• About this task:
Omit the images. Restate all of the records word for word.

Dataset rows for document pages:
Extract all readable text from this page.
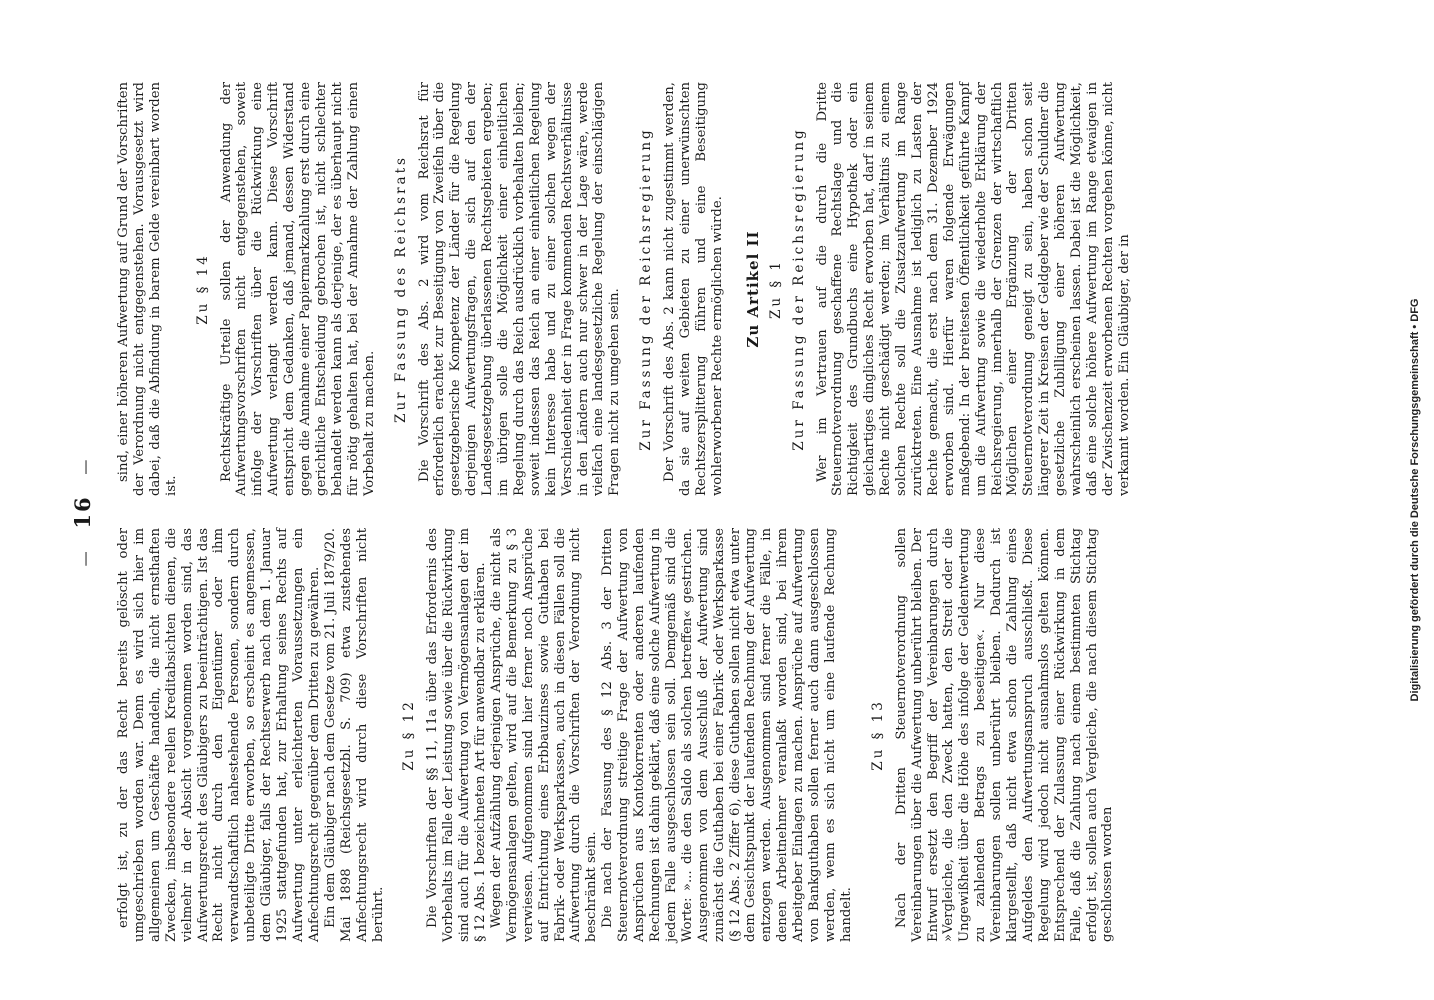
— 16 —

erfolgt ist, zu der das Recht bereits gelöscht oder umgeschrieben worden war. Denn es wird sich hier im allgemeinen um Geschäfte handeln, die nicht ernsthaften Zwecken, insbesondere reellen Kreditabsichten dienen, die vielmehr in der Absicht vorgenommen worden sind, das Aufwertungsrecht des Gläubigers zu beeinträchtigen. Ist das Recht nicht durch den Eigentümer oder ihm verwandtschaftlich nahestehende Personen, sondern durch unbeteiligte Dritte erworben, so erscheint es angemessen, dem Gläubiger, falls der Rechtserwerb nach dem 1. Januar 1925 stattgefunden hat, zur Erhaltung seines Rechts auf Aufwertung unter erleichterten Voraussetzungen ein Anfechtungsrecht gegenüber dem Dritten zu gewähren. Ein dem Gläubiger nach dem Gesetze vom 21. Juli 1879/20. Mai 1898 (Reichsgesetzbl. S. 709) etwa zustehendes Anfechtungsrecht wird durch diese Vorschriften nicht berührt.

Zu § 12 Die Vorschriften der §§ 11, 11a über das Erfordernis des Vorbehalts im Falle der Leistung sowie über die Rückwirkung sind auch für die Aufwertung von Vermögensanlagen der im § 12 Abs. 1 bezeichneten Art für anwendbar zu erklären. Wegen der Aufzählung derjenigen Ansprüche, die nicht als Vermögensanlagen gelten, wird auf die Bemerkung zu § 3 verwiesen. Aufgenommen sind hier ferner noch Ansprüche auf Entrichtung eines Erbbauzinses sowie Guthaben bei Fabrik- oder Werksparkassen, auch in diesen Fällen soll die Aufwertung durch die Vorschriften der Verordnung nicht beschränkt sein. Die nach der Fassung des § 12 Abs. 3 der Dritten Steuernotverordnung streitige Frage der Aufwertung von Ansprüchen aus Kontokorrenten oder anderen laufenden Rechnungen ist dahin geklärt, daß eine solche Aufwertung in jedem Falle ausgeschlossen sein soll. Demgemäß sind die Worte: »... die den Saldo als solchen betreffen« gestrichen. Ausgenommen von dem Ausschluß der Aufwertung sind zunächst die Guthaben bei einer Fabrik- oder Werksparkasse (§ 12 Abs. 2 Ziffer 6), diese Guthaben sollen nicht etwa unter dem Gesichtspunkt der laufenden Rechnung der Aufwertung entzogen werden. Ausgenommen sind ferner die Fälle, in denen Arbeitnehmer veranlaßt worden sind, bei ihrem Arbeitgeber Einlagen zu machen. Ansprüche auf Aufwertung von Bankguthaben sollen ferner auch dann ausgeschlossen werden, wenn es sich nicht um eine laufende Rechnung handelt.

Zu § 13 Nach der Dritten Steuernotverordnung sollen Vereinbarungen über die Aufwertung unberührt bleiben. Der Entwurf ersetzt den Begriff der Vereinbarungen durch »Vergleiche, die den Zweck hatten, den Streit oder die Ungewißheit über die Höhe des infolge der Geldentwertung zu zahlenden Betrags zu beseitigen«. Nur diese Vereinbarungen sollen unberührt bleiben. Dadurch ist klargestellt, daß nicht etwa schon die Zahlung eines Aufgeldes den Aufwertungsanspruch ausschließt. Diese Regelung wird jedoch nicht ausnahmslos gelten können. Entsprechend der Zulassung einer Rückwirkung in dem Falle, daß die Zahlung nach einem bestimmten Stichtag erfolgt ist, sollen auch Vergleiche, die nach diesem Stichtag geschlossen worden

sind, einer höheren Aufwertung auf Grund der Vorschriften der Verordnung nicht entgegenstehen. Vorausgesetzt wird dabei, daß die Abfindung in barem Gelde vereinbart worden ist.

Zu § 14 Rechtskräftige Urteile sollen der Anwendung der Aufwertungsvorschriften nicht entgegenstehen, soweit infolge der Vorschriften über die Rückwirkung eine Aufwertung verlangt werden kann. Diese Vorschrift entspricht dem Gedanken, daß jemand, dessen Widerstand gegen die Annahme einer Papiermarkzahlung erst durch eine gerichtliche Entscheidung gebrochen ist, nicht schlechter behandelt werden kann als derjenige, der es überhaupt nicht für nötig gehalten hat, bei der Annahme der Zahlung einen Vorbehalt zu machen.

Zur Fassung des Reichsrats Die Vorschrift des Abs. 2 wird vom Reichsrat für erforderlich erachtet zur Beseitigung von Zweifeln über die gesetzgeberische Kompetenz der Länder für die Regelung derjenigen Aufwertungsfragen, die sich auf den der Landesgesetzgebung überlassenen Rechtsgebieten ergeben; im übrigen solle die Möglichkeit einer einheitlichen Regelung durch das Reich ausdrücklich vorbehalten bleiben; soweit indessen das Reich an einer einheitlichen Regelung kein Interesse habe und zu einer solchen wegen der Verschiedenheit der in Frage kommenden Rechtsverhältnisse in den Ländern auch nur schwer in der Lage wäre, werde vielfach eine landesgesetzliche Regelung der einschlägigen Fragen nicht zu umgehen sein. Zur Fassung der Reichsregierung Der Vorschrift des Abs. 2 kann nicht zugestimmt werden, da sie auf weiten Gebieten zu einer unerwünschten Rechtszersplitterung führen und eine Beseitigung wohlerworbener Rechte ermöglichen würde. Zu Artikel II Zu § 1 Zur Fassung der Reichsregierung Wer im Vertrauen auf die durch die Dritte Steuernotverordnung geschaffene Rechtslage und die Richtigkeit des Grundbuchs eine Hypothek oder ein gleichartiges dingliches Recht erworben hat, darf in seinem Rechte nicht geschädigt werden; im Verhältnis zu einem solchen Rechte soll die Zusatzaufwertung im Range zurücktreten. Eine Ausnahme ist lediglich zu Lasten der Rechte gemacht, die erst nach dem 31. Dezember 1924 erworben sind. Hierfür waren folgende Erwägungen maßgebend: In der breitesten Öffentlichkeit geführte Kampf um die Aufwertung sowie die wiederholte Erklärung der Reichsregierung, innerhalb der Grenzen der wirtschaftlich Möglichen einer Ergänzung der Dritten Steuernotverordnung geneigt zu sein, haben schon seit längerer Zeit in Kreisen der Geldgeber wie der Schuldner die gesetzliche Zubilligung einer höheren Aufwertung wahrscheinlich erscheinen lassen. Dabei ist die Möglichkeit, daß eine solche höhere Aufwertung im Range etwaigen in der Zwischenzeit erworbenen Rechten vorgehen könne, nicht verkannt worden. Ein Gläubiger, der in	Digitalisierung gefördert durch die Deutsche Forschungsgemeinschaft • DFG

• Response below:
Extract all readable text from this page.
— 16 —

erfolgt ist, zu der das Recht bereits gelöscht oder umgeschrieben worden war. Denn es wird sich hier im allgemeinen um Geschäfte handeln, die nicht ernsthaften Zwecken, insbesondere reellen Kreditabsichten dienen, die vielmehr in der Absicht vorgenommen worden sind, das Aufwertungsrecht des Gläubigers zu beeinträchtigen. Ist das Recht nicht durch den Eigentümer oder ihm verwandtschaftlich nahestehende Personen, sondern durch unbeteiligte Dritte erworben, so erscheint es angemessen, dem Gläubiger, falls der Rechtserwerb nach dem 1. Januar 1925 stattgefunden hat, zur Erhaltung seines Rechts auf Aufwertung unter erleichterten Voraussetzungen ein Anfechtungsrecht gegenüber dem Dritten zu gewähren. Ein dem Gläubiger nach dem Gesetze vom 21. Juli 1879/20. Mai 1898 (Reichsgesetzbl. S. 709) etwa zustehendes Anfechtungsrecht wird durch diese Vorschriften nicht berührt.

Zu § 12 Die Vorschriften der §§ 11, 11a über das Erfordernis des Vorbehalts im Falle der Leistung sowie über die Rückwirkung sind auch für die Aufwertung von Vermögensanlagen der im § 12 Abs. 1 bezeichneten Art für anwendbar zu erklären. Wegen der Aufzählung derjenigen Ansprüche, die nicht als Vermögensanlagen gelten, wird auf die Bemerkung zu § 3 verwiesen. Aufgenommen sind hier ferner noch Ansprüche auf Entrichtung eines Erbbauzinses sowie Guthaben bei Fabrik- oder Werksparkassen, auch in diesen Fällen soll die Aufwertung durch die Vorschriften der Verordnung nicht beschränkt sein. Die nach der Fassung des § 12 Abs. 3 der Dritten Steuernotverordnung streitige Frage der Aufwertung von Ansprüchen aus Kontokorrenten oder anderen laufenden Rechnungen ist dahin geklärt, daß eine solche Aufwertung in jedem Falle ausgeschlossen sein soll. Demgemäß sind die Worte: »... die den Saldo als solchen betreffen« gestrichen. Ausgenommen von dem Ausschluß der Aufwertung sind zunächst die Guthaben bei einer Fabrik- oder Werksparkasse (§ 12 Abs. 2 Ziffer 6), diese Guthaben sollen nicht etwa unter dem Gesichtspunkt der laufenden Rechnung der Aufwertung entzogen werden. Ausgenommen sind ferner die Fälle, in denen Arbeitnehmer veranlaßt worden sind, bei ihrem Arbeitgeber Einlagen zu machen. Ansprüche auf Aufwertung von Bankguthaben sollen ferner auch dann ausgeschlossen werden, wenn es sich nicht um eine laufende Rechnung handelt.

Zu § 13 Nach der Dritten Steuernotverordnung sollen Vereinbarungen über die Aufwertung unberührt bleiben. Der Entwurf ersetzt den Begriff der Vereinbarungen durch »Vergleiche, die den Zweck hatten, den Streit oder die Ungewißheit über die Höhe des infolge der Geldentwertung zu zahlenden Betrags zu beseitigen«. Nur diese Vereinbarungen sollen unberührt bleiben. Dadurch ist klargestellt, daß nicht etwa schon die Zahlung eines Aufgeldes den Aufwertungsanspruch ausschließt. Diese Regelung wird jedoch nicht ausnahmslos gelten können. Entsprechend der Zulassung einer Rückwirkung in dem Falle, daß die Zahlung nach einem bestimmten Stichtag erfolgt ist, sollen auch Vergleiche, die nach diesem Stichtag geschlossen worden

sind, einer höheren Aufwertung auf Grund der Vorschriften der Verordnung nicht entgegenstehen. Vorausgesetzt wird dabei, daß die Abfindung in barem Gelde vereinbart worden ist.

Zu § 14 Rechtskräftige Urteile sollen der Anwendung der Aufwertungsvorschriften nicht entgegenstehen, soweit infolge der Vorschriften über die Rückwirkung eine Aufwertung verlangt werden kann. Diese Vorschrift entspricht dem Gedanken, daß jemand, dessen Widerstand gegen die Annahme einer Papiermarkzahlung erst durch eine gerichtliche Entscheidung gebrochen ist, nicht schlechter behandelt werden kann als derjenige, der es überhaupt nicht für nötig gehalten hat, bei der Annahme der Zahlung einen Vorbehalt zu machen.

Zur Fassung des Reichsrats Die Vorschrift des Abs. 2 wird vom Reichsrat für erforderlich erachtet zur Beseitigung von Zweifeln über die gesetzgeberische Kompetenz der Länder für die Regelung derjenigen Aufwertungsfragen, die sich auf den der Landesgesetzgebung überlassenen Rechtsgebieten ergeben; im übrigen solle die Möglichkeit einer einheitlichen Regelung durch das Reich ausdrücklich vorbehalten bleiben; soweit indessen das Reich an einer einheitlichen Regelung kein Interesse habe und zu einer solchen wegen der Verschiedenheit der in Frage kommenden Rechtsverhältnisse in den Ländern auch nur schwer in der Lage wäre, werde vielfach eine landesgesetzliche Regelung der einschlägigen Fragen nicht zu umgehen sein. Zur Fassung der Reichsregierung Der Vorschrift des Abs. 2 kann nicht zugestimmt werden, da sie auf weiten Gebieten zu einer unerwünschten Rechtszersplitterung führen und eine Beseitigung wohlerworbener Rechte ermöglichen würde. Zu Artikel II Zu § 1 Zur Fassung der Reichsregierung Wer im Vertrauen auf die durch die Dritte Steuernotverordnung geschaffene Rechtslage und die Richtigkeit des Grundbuchs eine Hypothek oder ein gleichartiges dingliches Recht erworben hat, darf in seinem Rechte nicht geschädigt werden; im Verhältnis zu einem solchen Rechte soll die Zusatzaufwertung im Range zurücktreten. Eine Ausnahme ist lediglich zu Lasten der Rechte gemacht, die erst nach dem 31. Dezember 1924 erworben sind. Hierfür waren folgende Erwägungen maßgebend: In der breitesten Öffentlichkeit geführte Kampf um die Aufwertung sowie die wiederholte Erklärung der Reichsregierung, innerhalb der Grenzen der wirtschaftlich Möglichen einer Ergänzung der Dritten Steuernotverordnung geneigt zu sein, haben schon seit längerer Zeit in Kreisen der Geldgeber wie der Schuldner die gesetzliche Zubilligung einer höheren Aufwertung wahrscheinlich erscheinen lassen. Dabei ist die Möglichkeit, daß eine solche höhere Aufwertung im Range etwaigen in der Zwischenzeit erworbenen Rechten vorgehen könne, nicht verkannt worden. Ein Gläubiger, der in	Digitalisierung gefördert durch die Deutsche Forschungsgemeinschaft • DFG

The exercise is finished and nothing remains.